What the exercise asks
Reproduce all entries verbatim, with nothing added or dropped.

Records to process
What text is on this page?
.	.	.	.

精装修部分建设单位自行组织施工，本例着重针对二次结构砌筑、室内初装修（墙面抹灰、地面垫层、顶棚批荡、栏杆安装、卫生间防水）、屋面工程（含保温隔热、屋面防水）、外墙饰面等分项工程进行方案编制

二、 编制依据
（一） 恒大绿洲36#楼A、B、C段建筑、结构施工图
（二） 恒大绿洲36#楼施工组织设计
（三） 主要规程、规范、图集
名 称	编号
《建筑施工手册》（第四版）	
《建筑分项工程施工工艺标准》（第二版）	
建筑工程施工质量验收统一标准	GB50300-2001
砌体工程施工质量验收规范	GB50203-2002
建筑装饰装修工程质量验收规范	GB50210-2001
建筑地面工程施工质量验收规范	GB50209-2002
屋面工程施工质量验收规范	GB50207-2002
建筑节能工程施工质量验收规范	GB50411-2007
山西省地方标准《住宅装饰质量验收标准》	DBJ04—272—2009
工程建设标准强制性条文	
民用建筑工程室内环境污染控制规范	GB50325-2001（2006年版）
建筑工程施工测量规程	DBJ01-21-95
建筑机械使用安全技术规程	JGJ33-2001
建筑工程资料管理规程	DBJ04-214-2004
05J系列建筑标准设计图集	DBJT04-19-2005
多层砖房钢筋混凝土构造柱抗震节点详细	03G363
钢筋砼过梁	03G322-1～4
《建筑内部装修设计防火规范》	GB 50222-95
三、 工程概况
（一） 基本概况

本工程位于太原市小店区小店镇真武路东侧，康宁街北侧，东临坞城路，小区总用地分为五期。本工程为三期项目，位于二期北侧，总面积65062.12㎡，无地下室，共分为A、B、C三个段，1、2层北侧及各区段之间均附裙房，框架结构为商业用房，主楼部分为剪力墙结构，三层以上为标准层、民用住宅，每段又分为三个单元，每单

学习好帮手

Solution to this exercise
What text is on this page?
.	.	.	.

精装修部分建设单位自行组织施工，本例着重针对二次结构砌筑、室内初装修（墙面抹灰、地面垫层、顶棚批荡、栏杆安装、卫生间防水）、屋面工程（含保温隔热、屋面防水）、外墙饰面等分项工程进行方案编制

二、 编制依据
（一） 恒大绿洲36#楼A、B、C段建筑、结构施工图
（二） 恒大绿洲36#楼施工组织设计
（三） 主要规程、规范、图集
名 称	编号
《建筑施工手册》（第四版）	
《建筑分项工程施工工艺标准》（第二版）	
建筑工程施工质量验收统一标准	GB50300-2001
砌体工程施工质量验收规范	GB50203-2002
建筑装饰装修工程质量验收规范	GB50210-2001
建筑地面工程施工质量验收规范	GB50209-2002
屋面工程施工质量验收规范	GB50207-2002
建筑节能工程施工质量验收规范	GB50411-2007
山西省地方标准《住宅装饰质量验收标准》	DBJ04—272—2009
工程建设标准强制性条文	
民用建筑工程室内环境污染控制规范	GB50325-2001（2006年版）
建筑工程施工测量规程	DBJ01-21-95
建筑机械使用安全技术规程	JGJ33-2001
建筑工程资料管理规程	DBJ04-214-2004
05J系列建筑标准设计图集	DBJT04-19-2005
多层砖房钢筋混凝土构造柱抗震节点详细	03G363
钢筋砼过梁	03G322-1～4
《建筑内部装修设计防火规范》	GB 50222-95
三、 工程概况
（一） 基本概况

本工程位于太原市小店区小店镇真武路东侧，康宁街北侧，东临坞城路，小区总用地分为五期。本工程为三期项目，位于二期北侧，总面积65062.12㎡，无地下室，共分为A、B、C三个段，1、2层北侧及各区段之间均附裙房，框架结构为商业用房，主楼部分为剪力墙结构，三层以上为标准层、民用住宅，每段又分为三个单元，每单

学习好帮手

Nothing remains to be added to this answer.